_Given task_
Find each line with "Simple" and copy it.

____________

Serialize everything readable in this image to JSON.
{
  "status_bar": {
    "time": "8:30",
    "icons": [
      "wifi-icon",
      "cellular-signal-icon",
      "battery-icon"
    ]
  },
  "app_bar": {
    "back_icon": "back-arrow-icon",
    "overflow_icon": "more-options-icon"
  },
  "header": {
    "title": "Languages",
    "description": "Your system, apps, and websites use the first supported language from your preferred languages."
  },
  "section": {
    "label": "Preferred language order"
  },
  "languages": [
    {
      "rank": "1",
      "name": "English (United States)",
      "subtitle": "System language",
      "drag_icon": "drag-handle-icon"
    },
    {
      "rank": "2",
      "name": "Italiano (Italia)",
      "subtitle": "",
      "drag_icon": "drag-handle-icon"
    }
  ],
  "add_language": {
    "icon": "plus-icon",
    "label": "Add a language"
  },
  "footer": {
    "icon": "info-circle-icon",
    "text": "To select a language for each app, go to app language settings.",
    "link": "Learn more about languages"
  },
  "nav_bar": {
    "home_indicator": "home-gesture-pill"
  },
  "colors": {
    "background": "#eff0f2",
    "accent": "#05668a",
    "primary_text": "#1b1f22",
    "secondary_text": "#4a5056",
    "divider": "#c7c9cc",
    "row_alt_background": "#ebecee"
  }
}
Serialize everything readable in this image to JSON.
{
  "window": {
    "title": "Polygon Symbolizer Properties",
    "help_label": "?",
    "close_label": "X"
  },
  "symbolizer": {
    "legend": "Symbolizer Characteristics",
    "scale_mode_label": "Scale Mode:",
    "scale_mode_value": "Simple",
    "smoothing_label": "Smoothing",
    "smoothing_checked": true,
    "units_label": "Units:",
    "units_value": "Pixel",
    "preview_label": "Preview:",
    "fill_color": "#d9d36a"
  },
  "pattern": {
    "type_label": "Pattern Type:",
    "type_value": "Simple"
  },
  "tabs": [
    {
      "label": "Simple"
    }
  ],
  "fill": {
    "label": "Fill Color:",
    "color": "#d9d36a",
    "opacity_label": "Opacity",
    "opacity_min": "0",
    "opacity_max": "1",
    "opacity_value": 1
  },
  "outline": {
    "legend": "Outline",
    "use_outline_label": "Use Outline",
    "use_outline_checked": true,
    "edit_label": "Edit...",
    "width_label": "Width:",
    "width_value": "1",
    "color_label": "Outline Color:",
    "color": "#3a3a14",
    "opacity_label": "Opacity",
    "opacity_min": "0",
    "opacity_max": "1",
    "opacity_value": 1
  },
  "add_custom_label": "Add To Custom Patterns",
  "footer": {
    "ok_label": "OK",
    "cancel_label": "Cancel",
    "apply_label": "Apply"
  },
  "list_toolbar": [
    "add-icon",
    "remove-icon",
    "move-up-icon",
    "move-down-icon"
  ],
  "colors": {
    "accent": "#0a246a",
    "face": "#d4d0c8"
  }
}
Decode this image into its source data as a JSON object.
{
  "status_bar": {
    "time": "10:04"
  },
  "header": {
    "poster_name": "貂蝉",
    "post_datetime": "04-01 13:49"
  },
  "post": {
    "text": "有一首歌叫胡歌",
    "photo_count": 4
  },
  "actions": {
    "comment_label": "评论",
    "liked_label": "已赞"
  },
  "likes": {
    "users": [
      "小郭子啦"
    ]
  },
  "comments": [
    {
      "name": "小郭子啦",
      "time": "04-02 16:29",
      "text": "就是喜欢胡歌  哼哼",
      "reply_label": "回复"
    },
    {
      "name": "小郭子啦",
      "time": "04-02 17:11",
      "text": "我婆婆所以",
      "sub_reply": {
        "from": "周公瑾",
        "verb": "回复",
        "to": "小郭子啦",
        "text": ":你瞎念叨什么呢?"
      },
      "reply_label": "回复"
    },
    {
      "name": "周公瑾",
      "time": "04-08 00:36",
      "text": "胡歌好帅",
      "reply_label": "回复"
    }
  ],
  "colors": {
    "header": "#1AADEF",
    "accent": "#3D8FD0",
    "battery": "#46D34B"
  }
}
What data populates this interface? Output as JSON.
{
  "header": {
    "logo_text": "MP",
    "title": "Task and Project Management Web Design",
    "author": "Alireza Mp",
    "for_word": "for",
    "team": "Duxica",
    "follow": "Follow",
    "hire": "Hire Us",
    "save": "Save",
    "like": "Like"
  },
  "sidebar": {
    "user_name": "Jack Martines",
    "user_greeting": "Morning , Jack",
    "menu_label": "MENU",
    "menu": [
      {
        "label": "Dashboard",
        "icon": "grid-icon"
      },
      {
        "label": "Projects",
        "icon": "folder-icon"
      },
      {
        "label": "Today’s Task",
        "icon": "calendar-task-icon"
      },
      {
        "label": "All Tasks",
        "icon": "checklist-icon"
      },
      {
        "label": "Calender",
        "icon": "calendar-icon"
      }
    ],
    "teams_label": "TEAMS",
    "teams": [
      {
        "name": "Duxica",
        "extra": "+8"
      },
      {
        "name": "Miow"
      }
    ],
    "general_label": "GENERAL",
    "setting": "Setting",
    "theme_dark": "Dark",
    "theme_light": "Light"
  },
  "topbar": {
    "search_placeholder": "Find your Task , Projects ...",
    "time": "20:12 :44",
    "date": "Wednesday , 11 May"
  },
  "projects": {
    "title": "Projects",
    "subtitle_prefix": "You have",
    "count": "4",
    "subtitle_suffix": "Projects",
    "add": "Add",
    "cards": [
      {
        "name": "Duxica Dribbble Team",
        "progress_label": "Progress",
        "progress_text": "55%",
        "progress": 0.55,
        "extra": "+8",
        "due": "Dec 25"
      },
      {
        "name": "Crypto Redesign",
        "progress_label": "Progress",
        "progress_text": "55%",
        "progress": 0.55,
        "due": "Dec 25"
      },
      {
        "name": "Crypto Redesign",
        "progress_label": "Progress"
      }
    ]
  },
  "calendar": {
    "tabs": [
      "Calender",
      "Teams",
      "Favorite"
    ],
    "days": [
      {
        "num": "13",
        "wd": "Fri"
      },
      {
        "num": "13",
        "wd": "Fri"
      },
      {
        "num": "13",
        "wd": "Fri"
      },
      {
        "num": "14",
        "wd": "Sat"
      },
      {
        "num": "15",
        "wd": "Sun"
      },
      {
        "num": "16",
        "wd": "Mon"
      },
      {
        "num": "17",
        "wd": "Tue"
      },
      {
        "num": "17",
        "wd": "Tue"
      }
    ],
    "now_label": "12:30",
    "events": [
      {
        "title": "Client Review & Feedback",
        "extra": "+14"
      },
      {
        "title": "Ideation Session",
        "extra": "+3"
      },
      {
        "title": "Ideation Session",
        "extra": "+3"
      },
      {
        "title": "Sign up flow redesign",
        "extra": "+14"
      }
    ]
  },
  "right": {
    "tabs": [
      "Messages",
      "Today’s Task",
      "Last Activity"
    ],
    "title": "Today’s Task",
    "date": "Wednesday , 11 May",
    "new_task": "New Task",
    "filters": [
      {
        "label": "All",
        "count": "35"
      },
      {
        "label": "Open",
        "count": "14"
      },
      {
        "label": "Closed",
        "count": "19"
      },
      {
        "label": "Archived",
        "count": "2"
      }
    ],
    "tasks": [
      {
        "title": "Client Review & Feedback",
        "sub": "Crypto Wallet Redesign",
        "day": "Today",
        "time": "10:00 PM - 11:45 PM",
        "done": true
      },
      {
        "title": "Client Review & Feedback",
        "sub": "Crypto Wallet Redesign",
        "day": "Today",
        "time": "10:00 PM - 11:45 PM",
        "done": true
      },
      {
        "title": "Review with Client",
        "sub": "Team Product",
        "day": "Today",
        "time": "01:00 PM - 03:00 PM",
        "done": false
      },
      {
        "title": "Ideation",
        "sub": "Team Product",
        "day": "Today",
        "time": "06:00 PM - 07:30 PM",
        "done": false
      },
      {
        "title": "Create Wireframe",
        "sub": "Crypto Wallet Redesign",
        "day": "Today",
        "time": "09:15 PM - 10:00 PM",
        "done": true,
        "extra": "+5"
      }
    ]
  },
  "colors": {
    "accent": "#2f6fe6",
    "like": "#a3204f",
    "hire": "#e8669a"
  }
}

____________

_Written response_
    "scale_mode_value": "Simple",
    "type_value": "Simple"
      "label": "Simple"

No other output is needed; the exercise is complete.